Render the listing from its first line through the line containing "windows-logo-icon [322,146,408,212]" as a Markdown table with the columns Row and Line, leaving out any blank lines.
# Data listing start
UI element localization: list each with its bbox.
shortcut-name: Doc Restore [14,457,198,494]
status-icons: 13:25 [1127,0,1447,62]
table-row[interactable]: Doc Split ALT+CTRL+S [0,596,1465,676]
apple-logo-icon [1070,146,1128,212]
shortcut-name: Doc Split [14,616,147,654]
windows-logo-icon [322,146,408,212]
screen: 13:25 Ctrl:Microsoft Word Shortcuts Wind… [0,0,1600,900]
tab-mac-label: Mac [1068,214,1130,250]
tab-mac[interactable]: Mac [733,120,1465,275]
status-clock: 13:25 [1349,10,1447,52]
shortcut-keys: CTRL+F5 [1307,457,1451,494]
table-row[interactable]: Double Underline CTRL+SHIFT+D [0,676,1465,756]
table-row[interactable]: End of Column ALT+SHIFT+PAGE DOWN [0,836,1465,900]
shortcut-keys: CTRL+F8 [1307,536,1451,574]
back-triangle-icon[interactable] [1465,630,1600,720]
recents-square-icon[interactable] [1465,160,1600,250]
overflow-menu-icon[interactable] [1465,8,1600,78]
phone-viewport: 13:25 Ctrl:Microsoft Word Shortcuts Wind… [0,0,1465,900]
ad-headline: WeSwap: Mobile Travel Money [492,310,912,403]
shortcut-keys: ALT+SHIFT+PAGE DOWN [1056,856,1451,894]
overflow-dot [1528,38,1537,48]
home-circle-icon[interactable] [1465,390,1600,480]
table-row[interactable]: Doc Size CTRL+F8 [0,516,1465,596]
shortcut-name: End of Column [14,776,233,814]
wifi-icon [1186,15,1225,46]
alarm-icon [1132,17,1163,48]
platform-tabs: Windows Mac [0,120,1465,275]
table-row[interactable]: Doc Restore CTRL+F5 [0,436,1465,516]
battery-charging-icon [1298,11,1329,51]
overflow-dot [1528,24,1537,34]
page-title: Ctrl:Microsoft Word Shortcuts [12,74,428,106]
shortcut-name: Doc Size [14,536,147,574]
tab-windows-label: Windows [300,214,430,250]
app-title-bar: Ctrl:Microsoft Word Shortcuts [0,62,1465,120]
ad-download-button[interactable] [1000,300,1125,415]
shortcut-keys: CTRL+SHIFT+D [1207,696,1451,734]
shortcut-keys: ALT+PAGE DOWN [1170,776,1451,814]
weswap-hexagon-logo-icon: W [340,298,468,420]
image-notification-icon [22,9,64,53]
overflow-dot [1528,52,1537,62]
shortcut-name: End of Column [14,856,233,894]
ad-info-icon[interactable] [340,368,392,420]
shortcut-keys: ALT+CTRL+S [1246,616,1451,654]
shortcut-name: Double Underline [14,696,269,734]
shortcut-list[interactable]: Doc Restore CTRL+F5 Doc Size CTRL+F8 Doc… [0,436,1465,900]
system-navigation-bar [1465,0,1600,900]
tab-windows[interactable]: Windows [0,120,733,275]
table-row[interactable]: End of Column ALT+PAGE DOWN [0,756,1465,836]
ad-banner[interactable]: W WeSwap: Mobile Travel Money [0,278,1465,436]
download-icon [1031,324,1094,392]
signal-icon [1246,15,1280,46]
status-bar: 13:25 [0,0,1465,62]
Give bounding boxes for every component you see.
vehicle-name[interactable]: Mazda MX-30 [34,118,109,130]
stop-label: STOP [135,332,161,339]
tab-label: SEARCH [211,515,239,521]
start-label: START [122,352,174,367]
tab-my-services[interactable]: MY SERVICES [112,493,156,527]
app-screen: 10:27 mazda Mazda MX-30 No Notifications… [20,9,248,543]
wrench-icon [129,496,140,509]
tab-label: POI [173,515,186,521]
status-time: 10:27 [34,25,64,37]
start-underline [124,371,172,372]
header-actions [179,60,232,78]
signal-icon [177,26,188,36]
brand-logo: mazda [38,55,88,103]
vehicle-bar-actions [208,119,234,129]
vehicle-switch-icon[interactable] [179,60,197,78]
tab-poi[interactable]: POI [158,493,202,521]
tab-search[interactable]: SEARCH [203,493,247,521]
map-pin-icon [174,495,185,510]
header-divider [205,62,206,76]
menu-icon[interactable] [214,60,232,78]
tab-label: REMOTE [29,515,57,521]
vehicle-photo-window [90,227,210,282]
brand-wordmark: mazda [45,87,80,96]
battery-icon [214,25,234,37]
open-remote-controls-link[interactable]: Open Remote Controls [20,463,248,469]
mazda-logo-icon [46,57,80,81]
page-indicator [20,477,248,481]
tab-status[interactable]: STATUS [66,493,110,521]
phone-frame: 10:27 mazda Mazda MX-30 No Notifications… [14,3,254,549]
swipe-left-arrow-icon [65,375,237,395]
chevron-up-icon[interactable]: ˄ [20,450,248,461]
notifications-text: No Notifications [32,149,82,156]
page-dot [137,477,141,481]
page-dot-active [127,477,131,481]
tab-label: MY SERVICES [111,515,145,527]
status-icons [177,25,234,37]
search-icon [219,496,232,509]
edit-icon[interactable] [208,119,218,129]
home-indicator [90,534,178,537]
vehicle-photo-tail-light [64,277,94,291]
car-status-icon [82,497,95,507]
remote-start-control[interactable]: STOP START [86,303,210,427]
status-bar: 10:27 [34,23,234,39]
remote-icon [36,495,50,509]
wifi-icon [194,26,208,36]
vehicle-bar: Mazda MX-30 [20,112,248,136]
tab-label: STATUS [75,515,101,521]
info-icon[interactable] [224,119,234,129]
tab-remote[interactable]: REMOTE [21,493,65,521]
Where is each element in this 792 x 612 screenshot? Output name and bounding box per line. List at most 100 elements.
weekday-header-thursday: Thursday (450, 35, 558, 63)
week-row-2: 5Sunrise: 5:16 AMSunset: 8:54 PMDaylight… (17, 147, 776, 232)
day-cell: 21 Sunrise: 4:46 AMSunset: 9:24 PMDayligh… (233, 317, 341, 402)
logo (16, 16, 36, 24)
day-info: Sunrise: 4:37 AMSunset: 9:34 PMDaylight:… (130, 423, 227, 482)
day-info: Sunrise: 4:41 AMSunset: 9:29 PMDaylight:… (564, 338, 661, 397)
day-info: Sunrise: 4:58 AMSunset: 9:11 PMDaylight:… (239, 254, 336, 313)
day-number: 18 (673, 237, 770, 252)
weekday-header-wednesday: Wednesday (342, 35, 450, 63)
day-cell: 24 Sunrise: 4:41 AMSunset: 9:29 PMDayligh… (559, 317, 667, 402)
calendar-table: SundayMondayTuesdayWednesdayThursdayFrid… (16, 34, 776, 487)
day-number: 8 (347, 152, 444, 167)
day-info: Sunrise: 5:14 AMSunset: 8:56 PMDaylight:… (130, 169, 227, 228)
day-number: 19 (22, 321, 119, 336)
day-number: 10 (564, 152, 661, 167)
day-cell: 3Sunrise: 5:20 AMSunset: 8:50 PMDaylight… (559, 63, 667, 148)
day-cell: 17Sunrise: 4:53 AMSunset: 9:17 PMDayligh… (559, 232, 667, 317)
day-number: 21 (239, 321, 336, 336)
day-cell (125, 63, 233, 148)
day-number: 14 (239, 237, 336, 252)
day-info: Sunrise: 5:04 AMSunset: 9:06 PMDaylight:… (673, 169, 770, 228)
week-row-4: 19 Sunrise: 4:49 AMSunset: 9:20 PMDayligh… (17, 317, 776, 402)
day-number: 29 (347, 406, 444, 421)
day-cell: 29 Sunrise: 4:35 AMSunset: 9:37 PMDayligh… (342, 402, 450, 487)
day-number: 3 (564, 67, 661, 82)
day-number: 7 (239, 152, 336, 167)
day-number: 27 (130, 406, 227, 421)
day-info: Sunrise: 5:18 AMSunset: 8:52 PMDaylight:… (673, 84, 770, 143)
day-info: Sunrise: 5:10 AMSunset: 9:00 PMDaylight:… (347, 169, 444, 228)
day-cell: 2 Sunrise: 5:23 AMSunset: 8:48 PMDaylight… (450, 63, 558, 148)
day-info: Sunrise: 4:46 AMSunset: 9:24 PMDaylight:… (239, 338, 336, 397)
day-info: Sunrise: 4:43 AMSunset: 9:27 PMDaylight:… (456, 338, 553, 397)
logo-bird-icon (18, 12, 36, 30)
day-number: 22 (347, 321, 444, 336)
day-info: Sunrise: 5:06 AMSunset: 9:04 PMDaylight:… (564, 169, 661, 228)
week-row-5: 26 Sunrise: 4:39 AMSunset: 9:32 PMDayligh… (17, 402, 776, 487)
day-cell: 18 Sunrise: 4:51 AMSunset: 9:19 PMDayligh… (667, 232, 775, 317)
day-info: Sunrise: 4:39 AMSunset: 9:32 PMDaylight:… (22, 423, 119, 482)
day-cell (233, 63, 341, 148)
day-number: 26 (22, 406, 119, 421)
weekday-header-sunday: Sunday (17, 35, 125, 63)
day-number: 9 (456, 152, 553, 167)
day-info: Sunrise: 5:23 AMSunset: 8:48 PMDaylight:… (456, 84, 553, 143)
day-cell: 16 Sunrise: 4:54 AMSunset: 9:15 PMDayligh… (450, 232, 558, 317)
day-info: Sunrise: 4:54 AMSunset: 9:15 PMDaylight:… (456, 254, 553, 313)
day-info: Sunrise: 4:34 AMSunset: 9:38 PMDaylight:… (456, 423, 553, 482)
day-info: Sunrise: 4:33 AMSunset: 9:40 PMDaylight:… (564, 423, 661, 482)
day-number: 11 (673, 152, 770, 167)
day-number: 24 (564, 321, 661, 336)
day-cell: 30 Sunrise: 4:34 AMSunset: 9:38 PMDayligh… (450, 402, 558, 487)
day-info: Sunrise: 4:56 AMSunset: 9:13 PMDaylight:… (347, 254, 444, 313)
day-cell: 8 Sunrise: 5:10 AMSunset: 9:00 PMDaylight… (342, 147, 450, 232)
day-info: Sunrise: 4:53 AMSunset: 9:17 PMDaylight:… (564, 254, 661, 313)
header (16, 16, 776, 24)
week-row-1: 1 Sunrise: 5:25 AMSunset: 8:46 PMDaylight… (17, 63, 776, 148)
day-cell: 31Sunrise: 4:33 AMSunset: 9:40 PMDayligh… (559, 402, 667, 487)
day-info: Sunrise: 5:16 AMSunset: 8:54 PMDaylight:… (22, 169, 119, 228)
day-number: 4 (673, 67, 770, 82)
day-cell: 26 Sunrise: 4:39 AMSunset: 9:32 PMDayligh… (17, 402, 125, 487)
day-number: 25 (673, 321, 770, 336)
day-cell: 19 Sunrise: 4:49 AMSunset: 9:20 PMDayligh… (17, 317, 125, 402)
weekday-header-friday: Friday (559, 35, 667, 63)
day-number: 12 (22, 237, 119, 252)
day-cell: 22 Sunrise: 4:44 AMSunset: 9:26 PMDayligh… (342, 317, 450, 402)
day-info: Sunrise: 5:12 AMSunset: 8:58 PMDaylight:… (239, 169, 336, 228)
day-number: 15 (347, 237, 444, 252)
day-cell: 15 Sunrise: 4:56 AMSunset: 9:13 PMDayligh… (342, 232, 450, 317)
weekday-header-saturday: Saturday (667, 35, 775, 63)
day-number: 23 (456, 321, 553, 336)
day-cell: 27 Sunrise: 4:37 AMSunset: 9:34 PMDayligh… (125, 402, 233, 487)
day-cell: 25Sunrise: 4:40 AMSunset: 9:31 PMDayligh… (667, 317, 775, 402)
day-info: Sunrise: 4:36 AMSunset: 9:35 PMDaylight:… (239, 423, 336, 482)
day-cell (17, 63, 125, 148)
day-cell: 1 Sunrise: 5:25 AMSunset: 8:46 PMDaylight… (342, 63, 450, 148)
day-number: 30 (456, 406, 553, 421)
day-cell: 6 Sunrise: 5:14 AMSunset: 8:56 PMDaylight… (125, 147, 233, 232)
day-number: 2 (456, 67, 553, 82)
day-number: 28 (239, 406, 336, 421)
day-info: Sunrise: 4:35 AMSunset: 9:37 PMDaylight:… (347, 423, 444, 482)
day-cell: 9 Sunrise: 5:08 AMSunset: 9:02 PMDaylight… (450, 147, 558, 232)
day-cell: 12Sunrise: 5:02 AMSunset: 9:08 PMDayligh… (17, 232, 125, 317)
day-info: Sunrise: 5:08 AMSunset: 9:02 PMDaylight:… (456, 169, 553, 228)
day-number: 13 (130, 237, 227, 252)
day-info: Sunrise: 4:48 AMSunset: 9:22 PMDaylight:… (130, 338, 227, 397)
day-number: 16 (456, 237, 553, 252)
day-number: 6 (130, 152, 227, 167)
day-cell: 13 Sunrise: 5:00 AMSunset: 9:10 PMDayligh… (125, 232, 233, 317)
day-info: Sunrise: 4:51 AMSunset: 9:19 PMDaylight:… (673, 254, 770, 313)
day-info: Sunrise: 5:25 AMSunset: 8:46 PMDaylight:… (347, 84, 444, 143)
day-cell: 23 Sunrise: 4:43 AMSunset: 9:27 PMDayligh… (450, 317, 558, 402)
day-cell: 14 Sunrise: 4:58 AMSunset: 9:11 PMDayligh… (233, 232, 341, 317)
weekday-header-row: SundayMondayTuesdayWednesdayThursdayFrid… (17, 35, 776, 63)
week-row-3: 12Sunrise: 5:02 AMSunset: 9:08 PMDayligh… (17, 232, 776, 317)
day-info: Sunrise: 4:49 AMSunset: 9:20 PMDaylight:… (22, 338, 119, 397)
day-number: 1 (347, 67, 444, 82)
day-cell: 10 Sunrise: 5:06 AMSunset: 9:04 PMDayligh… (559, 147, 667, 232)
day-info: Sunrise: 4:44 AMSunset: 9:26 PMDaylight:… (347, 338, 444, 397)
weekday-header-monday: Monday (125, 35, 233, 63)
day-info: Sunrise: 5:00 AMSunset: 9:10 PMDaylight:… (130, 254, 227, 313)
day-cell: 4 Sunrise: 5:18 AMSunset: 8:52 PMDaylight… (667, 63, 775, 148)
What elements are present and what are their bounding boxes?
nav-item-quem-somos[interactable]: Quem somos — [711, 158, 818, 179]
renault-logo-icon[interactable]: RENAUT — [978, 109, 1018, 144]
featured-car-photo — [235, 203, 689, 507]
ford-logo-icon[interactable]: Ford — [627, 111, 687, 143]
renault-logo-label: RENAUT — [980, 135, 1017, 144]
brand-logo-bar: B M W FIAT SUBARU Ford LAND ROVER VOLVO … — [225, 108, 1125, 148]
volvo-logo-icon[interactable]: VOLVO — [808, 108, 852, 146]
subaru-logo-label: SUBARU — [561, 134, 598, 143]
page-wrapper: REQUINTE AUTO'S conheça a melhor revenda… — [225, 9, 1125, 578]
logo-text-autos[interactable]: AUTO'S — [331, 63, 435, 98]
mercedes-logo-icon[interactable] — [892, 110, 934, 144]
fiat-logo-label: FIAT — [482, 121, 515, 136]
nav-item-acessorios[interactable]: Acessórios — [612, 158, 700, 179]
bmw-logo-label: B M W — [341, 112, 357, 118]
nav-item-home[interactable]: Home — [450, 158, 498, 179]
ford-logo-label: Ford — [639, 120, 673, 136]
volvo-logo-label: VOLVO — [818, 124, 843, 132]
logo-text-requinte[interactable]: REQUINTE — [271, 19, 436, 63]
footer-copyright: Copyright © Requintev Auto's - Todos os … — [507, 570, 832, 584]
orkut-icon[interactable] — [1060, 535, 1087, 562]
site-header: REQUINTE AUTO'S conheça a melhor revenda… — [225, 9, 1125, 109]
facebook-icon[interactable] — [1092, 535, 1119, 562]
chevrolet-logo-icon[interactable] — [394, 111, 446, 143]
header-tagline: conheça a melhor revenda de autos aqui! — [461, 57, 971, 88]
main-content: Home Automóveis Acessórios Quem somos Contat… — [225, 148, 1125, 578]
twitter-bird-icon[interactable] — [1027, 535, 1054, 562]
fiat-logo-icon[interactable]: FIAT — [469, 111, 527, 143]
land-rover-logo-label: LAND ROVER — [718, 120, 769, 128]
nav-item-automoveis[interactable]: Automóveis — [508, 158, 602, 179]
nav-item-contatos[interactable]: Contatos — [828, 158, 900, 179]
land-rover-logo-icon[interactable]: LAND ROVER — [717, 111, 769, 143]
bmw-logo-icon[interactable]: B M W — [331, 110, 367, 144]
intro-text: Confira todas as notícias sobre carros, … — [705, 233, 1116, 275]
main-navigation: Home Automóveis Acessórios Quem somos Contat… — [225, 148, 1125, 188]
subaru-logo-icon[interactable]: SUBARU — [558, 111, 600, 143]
# Data listing end
Task answer:
| Row | Line |
|---|---|
| 1 | UI element localization: list each with its bbox. |
| 2 | shortcut-name: Doc Restore [14,457,198,494] |
| 3 | status-icons: 13:25 [1127,0,1447,62] |
| 4 | table-row[interactable]: Doc Split ALT+CTRL+S [0,596,1465,676] |
| 5 | apple-logo-icon [1070,146,1128,212] |
| 6 | shortcut-name: Doc Split [14,616,147,654] |
| 7 | windows-logo-icon [322,146,408,212] |